» **Exercise task**:
Reproduce the entries below verbatim, starting with the first line and ending after the line that contains "559, 188, 576]".
--*--
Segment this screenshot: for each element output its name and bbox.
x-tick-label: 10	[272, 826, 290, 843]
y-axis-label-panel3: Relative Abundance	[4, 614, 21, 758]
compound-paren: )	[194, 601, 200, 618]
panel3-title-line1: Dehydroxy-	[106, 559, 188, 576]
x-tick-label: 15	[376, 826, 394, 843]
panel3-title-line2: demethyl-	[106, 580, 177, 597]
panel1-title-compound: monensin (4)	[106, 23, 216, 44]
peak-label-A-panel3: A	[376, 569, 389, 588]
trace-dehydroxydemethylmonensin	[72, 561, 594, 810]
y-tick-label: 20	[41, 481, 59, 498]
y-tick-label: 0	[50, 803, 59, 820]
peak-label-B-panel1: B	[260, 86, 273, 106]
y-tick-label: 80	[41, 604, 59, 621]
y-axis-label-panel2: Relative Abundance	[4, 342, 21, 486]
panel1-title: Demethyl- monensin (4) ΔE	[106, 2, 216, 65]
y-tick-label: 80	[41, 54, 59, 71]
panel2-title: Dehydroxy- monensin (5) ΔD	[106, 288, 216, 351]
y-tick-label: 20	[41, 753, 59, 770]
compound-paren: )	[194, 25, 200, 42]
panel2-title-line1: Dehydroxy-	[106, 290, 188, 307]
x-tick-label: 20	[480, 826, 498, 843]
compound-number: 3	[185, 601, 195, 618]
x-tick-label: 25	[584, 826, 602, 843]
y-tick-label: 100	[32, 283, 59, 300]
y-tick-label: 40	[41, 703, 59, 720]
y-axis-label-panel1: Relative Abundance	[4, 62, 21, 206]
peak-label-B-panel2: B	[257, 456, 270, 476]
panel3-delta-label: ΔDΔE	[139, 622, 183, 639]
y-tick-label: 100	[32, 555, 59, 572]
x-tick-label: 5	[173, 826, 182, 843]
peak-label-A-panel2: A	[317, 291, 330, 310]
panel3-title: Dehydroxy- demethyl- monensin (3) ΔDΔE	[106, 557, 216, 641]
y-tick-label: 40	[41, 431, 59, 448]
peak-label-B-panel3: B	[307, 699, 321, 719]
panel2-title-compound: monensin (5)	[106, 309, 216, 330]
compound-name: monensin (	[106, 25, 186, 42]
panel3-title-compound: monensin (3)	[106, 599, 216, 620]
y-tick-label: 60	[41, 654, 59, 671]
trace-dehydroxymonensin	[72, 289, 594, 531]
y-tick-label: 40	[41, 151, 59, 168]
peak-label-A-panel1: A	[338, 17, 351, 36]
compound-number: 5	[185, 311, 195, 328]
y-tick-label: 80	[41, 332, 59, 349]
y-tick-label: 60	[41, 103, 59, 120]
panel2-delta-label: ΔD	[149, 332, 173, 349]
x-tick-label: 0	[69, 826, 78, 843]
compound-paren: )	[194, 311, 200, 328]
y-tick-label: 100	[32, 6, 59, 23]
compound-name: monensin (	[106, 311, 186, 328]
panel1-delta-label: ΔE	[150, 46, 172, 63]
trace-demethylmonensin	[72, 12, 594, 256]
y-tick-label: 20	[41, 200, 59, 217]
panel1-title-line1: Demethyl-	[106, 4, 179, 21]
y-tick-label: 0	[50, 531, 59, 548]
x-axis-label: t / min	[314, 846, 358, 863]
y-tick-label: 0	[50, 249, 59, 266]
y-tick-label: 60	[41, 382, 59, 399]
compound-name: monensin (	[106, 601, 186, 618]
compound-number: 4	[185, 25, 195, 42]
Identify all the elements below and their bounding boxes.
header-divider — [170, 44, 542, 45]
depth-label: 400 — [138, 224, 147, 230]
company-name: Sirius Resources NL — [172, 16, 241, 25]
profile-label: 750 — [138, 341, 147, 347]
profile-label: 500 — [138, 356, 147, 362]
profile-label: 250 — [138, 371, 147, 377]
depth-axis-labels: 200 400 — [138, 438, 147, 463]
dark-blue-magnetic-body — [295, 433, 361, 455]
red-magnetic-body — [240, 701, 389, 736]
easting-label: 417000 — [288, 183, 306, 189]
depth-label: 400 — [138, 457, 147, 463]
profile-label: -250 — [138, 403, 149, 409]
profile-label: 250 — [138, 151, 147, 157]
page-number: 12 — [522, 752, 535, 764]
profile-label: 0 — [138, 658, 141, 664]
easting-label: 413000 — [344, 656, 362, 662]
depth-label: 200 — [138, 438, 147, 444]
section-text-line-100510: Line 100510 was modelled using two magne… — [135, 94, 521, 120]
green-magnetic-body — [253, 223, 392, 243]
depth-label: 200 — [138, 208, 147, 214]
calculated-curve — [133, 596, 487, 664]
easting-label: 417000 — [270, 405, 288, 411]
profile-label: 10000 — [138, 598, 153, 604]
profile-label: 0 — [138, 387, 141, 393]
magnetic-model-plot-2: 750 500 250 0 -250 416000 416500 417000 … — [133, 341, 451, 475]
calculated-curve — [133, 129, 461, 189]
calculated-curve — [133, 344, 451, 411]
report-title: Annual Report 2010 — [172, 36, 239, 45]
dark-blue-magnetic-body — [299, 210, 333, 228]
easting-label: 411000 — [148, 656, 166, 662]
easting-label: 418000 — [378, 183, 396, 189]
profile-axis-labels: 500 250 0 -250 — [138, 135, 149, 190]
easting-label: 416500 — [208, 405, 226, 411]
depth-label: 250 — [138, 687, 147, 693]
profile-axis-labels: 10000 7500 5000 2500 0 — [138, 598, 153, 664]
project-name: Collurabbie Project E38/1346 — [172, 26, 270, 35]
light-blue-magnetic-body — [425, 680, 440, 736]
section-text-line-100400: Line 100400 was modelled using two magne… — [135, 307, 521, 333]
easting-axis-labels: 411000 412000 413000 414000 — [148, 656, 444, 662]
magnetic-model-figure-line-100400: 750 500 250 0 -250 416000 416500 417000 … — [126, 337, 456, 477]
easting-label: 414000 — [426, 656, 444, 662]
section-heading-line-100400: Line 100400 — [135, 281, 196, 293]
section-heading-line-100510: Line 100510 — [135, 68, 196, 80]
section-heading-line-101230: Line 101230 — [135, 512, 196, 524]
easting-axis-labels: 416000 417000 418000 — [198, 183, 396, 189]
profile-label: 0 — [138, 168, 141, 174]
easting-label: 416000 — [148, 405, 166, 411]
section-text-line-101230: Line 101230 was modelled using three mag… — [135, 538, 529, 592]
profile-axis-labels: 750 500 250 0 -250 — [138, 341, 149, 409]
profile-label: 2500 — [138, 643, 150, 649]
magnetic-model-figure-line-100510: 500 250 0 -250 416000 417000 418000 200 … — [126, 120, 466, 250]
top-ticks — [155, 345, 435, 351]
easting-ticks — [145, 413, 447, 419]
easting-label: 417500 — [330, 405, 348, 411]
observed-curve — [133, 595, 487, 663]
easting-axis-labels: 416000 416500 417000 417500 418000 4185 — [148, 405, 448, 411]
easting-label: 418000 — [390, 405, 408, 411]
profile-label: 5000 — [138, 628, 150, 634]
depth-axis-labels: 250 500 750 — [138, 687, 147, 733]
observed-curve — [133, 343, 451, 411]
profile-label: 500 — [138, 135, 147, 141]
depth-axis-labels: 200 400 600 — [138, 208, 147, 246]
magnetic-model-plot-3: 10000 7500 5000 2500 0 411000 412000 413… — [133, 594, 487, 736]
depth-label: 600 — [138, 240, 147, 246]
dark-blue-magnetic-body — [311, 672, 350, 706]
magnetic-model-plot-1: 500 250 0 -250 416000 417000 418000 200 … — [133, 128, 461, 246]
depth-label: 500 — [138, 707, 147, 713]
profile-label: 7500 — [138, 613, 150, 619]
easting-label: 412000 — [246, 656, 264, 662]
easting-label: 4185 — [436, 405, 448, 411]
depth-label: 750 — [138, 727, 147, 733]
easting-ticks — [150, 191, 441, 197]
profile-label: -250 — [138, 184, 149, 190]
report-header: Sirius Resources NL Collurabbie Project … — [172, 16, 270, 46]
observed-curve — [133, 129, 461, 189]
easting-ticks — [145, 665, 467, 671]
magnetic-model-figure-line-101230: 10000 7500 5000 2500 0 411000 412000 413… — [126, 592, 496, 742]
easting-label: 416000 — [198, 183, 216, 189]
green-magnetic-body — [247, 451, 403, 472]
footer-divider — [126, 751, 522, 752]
--*--
» **Correct response**:
Segment this screenshot: for each element output its name and bbox.
x-tick-label: 10	[272, 826, 290, 843]
y-axis-label-panel3: Relative Abundance	[4, 614, 21, 758]
compound-paren: )	[194, 601, 200, 618]
panel3-title-line1: Dehydroxy-	[106, 559, 188, 576]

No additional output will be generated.